抜粋本文.
=======

プレジデントオンライン / 2022年6月29日 11時15分

※写真はイメージです - 写真=iStock.com/IPGGutenbergUKLtd

会議で自己主張するために「そもそもさ、それって、やる意味あるの?」と文句をつけてくる人には、どう対処すればいいか。教育コンテンツプロデューサーの犬塚壮志さんは「代案もないのに前提をひっくり返す『そもそもオジサン』の多くは、悪気がないので直そうとしない。こういう相手とは決して衝突せず、味方に引き入れるといい」という――。

■代案が出るわけでもなく、進行だけが遅れていく

「そもそもさ、それって、やる意味あるの?」

白熱した会議で皆が懸命に案を出し合っているときに、「そもそもさ~」を枕詞にして場をしらけさせる人に出くわしたことはないでしょうか? 代案を出すわけでもないのに、会議の進行を遅らせるような発言をするめんどくさい人です。

現在、私はコミュニケーションスキルを中心とした企業向けの研修講師や人材育成のコンサルティングを行っていますが、そこで特に若手の人たちからよく聞く悩みがあります。自分が一生懸命考えてきても、目上の人が会議を停滞させるような発言をしてきて、そのときに上手く切り返せないというのです。結果、会議だけでなくプロジェクトそのものが進まなくなったり、自分の案が潰されてしまったり……。

その原因となっているのが、まさに、「そもそもさ~」と枕詞をつけては水を差し、会議の進行を遅らせる人の存在です。役員や部門長などある程度のキャリアがあり、もしくは年次の高い男性に多いことから、私は「そもそもオジサン」と呼んでいます。

こういう目上の人たちに邪魔をされても、周囲の人はなかなか言い返せません。でも、心の中では、

「なんで、このタイミングでそれ言うの?」
「“そもそも”といえば議論に参加してると思ってるのかな?」

と思ってしまうことも少なくないようなのです。

そんな「そもそもオジサン」のせいで、チームや組織全体の生産性が下がってしまう状況を防ぐべく、今回は「そもそもオジサン」の発言を鮮やかに切り返すテクニックをお伝えします。

■決して衝突せず、説き伏せようとしてはいけない

「そもそもオジサン」の発言に切り返す際のポイントは、「衝突しないこと」、「説き伏せようとしないこと」、そして、「相手の口から言わせること」です。

切り返しの手法としては、「質問」を上手く使っていきます。「そもそもオジサン」には、大きく以下の3つのパターンがありますから、質問もこれらの状況に応じて使い分けます。

=======

提示データ.
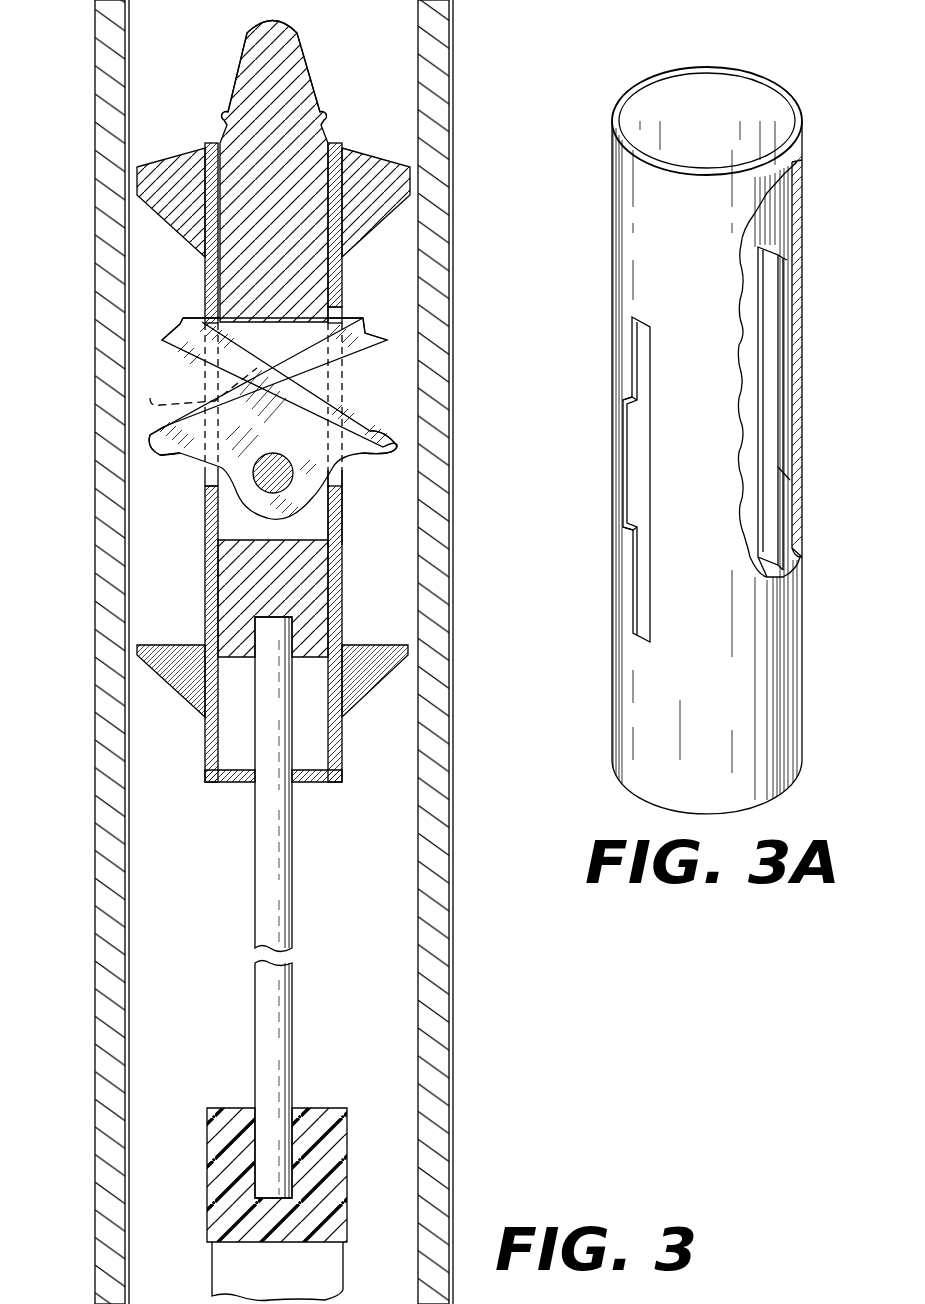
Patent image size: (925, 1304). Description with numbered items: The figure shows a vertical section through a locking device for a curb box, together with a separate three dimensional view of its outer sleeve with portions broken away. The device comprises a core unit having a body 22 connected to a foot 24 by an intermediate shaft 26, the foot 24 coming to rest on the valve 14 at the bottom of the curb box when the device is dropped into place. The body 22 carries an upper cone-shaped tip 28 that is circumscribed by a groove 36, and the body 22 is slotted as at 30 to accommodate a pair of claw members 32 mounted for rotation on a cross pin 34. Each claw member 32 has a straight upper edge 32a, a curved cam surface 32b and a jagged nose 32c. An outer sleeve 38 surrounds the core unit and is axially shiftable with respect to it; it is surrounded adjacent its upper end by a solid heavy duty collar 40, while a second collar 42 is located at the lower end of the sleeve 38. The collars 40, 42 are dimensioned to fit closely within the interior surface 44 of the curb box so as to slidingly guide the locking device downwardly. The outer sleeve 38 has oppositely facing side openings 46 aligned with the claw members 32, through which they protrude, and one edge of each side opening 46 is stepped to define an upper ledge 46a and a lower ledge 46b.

In FIG. 3, the valve 14 is at (332, 1275).
In FIG. 3, the body 22 is at (240, 262).
In FIG. 3, the foot 24 is at (340, 1131).
In FIG. 3, the intermediate shaft 26 is at (288, 862).
In FIG. 3, the cone-shaped tip 28 is at (305, 37).
In FIG. 3, the slot 30 is at (218, 542).
In FIG. 3, the claw member 32 is at (256, 368).
In FIG. 3, the straight upper edge 32a is at (240, 325).
In FIG. 3, the curved cam surface 32b is at (195, 466).
In FIG. 3, the jagged nose 32c is at (183, 320).
In FIG. 3, the cross pin 34 is at (287, 487).
In FIG. 3, the groove 36 is at (322, 118).
In FIG. 3, the outer sleeve 38 is at (343, 253).
In FIG. 3A, the outer sleeve 38 is at (788, 686).
In FIG. 3, the collar 40 is at (375, 153).
In FIG. 3, the second collar 42 is at (357, 700).
In FIG. 3, the interior surface 44 is at (430, 44).
In FIG. 3, the side opening 46 is at (340, 538).
In FIG. 3A, the side opening 46 is at (637, 467).
In FIG. 3, the upper ledge 46a is at (195, 386).
In FIG. 3A, the upper ledge 46a is at (630, 400).
In FIG. 3, the lower ledge 46b is at (208, 490).
In FIG. 3A, the lower ledge 46b is at (627, 530).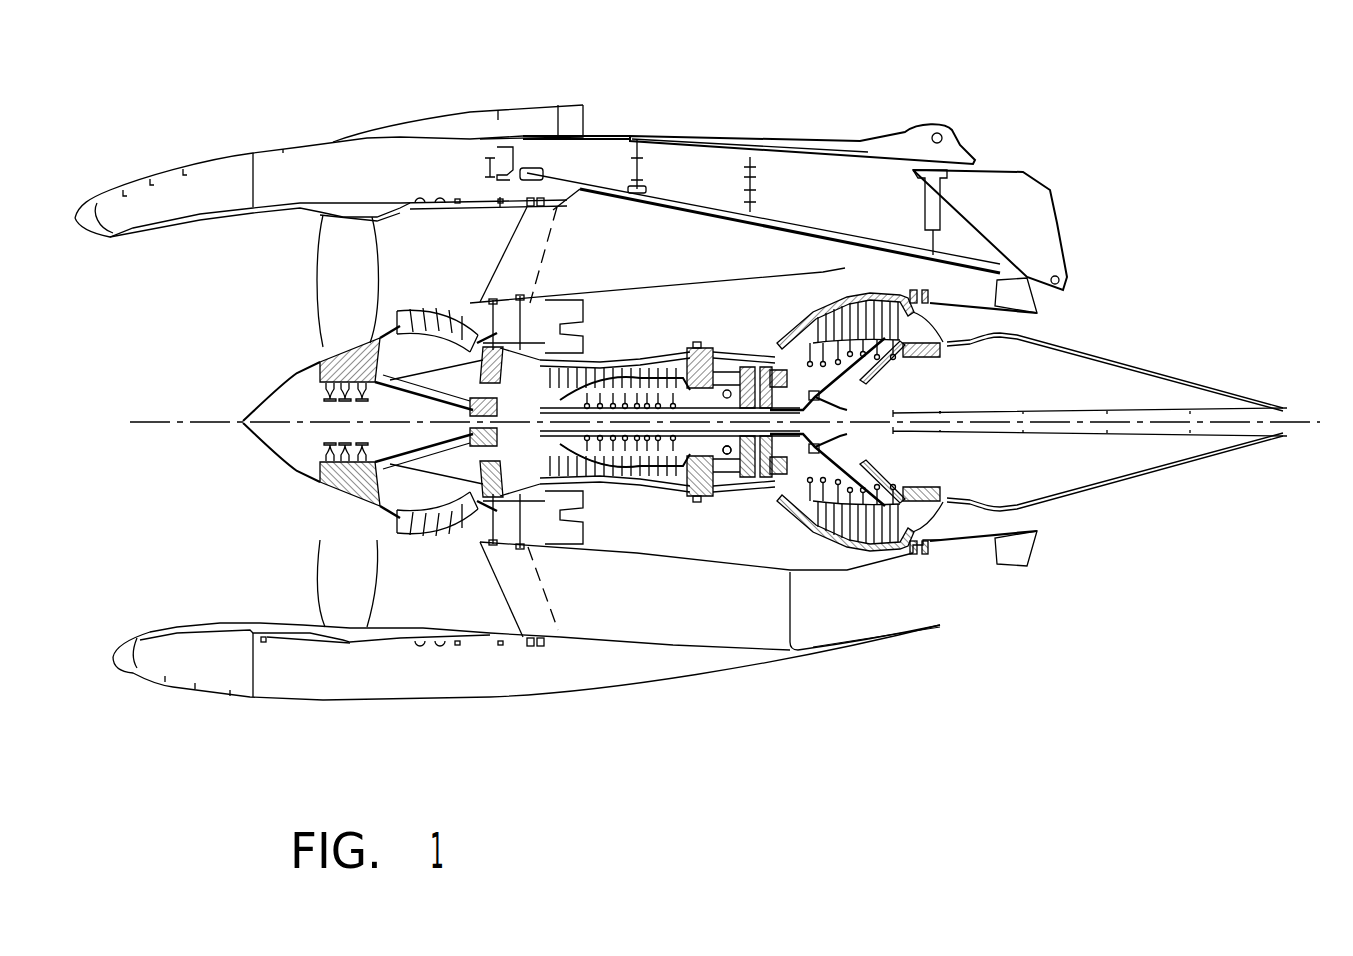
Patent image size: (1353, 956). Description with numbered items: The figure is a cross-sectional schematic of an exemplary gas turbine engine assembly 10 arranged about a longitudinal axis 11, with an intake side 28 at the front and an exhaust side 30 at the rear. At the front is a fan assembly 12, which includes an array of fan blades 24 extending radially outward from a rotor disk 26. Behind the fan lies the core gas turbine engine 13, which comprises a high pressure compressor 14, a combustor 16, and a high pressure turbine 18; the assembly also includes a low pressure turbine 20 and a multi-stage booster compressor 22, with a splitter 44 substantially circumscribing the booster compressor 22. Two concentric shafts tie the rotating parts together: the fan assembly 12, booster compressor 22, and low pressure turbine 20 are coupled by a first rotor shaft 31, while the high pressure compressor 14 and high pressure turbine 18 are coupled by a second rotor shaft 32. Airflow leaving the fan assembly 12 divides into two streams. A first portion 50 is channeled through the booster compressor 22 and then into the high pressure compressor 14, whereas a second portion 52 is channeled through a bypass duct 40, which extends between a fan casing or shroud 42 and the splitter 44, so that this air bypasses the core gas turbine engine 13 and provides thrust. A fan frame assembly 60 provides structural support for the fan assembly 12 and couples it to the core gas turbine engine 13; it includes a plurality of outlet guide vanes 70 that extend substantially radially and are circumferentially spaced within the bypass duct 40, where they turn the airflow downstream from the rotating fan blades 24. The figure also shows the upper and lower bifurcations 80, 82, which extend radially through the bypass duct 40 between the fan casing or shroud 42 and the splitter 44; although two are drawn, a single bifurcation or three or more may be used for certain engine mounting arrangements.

The gas turbine engine assembly 10 is at (836, 712).
The longitudinal axis 11 is at (190, 428).
The fan assembly 12 is at (342, 581).
The core gas turbine engine 13 is at (900, 582).
The high pressure compressor 14 is at (602, 336).
The combustor 16 is at (729, 326).
The high pressure turbine 18 is at (764, 328).
The low pressure turbine 20 is at (840, 276).
The multi-stage booster compressor 22 is at (455, 292).
The fan blades 24 is at (330, 263).
The rotor disk 26 is at (340, 370).
The intake side 28 is at (212, 318).
The exhaust side 30 is at (1055, 584).
The first rotor shaft 31 is at (680, 455).
The second rotor shaft 32 is at (727, 450).
The bypass duct 40 is at (462, 241).
The fan casing or shroud 42 is at (437, 628).
The splitter 44 is at (413, 542).
The first portion of the airflow 50 is at (385, 326).
The second portion of the airflow 52 is at (478, 258).
The fan frame assembly 60 is at (580, 670).
The outlet guide vanes 70 is at (560, 612).
The bifurcation 80 is at (656, 258).
The bifurcation 82 is at (656, 612).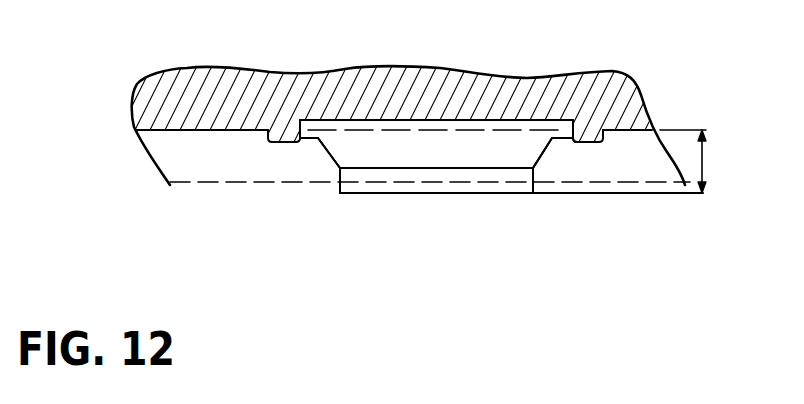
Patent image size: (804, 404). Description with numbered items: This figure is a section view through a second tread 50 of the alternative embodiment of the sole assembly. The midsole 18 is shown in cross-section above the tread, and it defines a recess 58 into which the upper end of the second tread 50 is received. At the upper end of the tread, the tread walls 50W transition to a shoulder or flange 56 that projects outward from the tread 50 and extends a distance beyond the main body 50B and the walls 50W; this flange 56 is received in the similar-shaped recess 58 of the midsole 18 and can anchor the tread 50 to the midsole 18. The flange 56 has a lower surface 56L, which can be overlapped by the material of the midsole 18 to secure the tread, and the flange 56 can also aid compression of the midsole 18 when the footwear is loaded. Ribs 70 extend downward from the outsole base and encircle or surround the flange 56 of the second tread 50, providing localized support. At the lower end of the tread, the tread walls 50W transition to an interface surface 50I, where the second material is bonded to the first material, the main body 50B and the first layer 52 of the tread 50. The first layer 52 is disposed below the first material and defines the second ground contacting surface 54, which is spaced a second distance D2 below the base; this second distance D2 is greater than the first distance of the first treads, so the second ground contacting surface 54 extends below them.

The midsole 18 is at (333, 108).
The flange 56 is at (312, 125).
The lower surface of the flange 56L is at (565, 142).
The recess 58 is at (435, 120).
The ribs 70 is at (288, 142).
The second tread 50 is at (545, 160).
The interface surface 50I is at (467, 168).
The tread walls 50W is at (322, 162).
The main body 50B is at (428, 150).
The first layer 52 is at (393, 193).
The second ground contacting surface 54 is at (450, 197).
The second distance D2 is at (707, 162).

=======

課題. 抜粋本文では、「そもそもオジサン」の発言に切り返す際のポイントとしてどんなことを挙げていますか。答えてください。

最終回答. 「衝突しないこと」、「説き伏せようとしないこと」、「相手の口から言わせること」の三つです。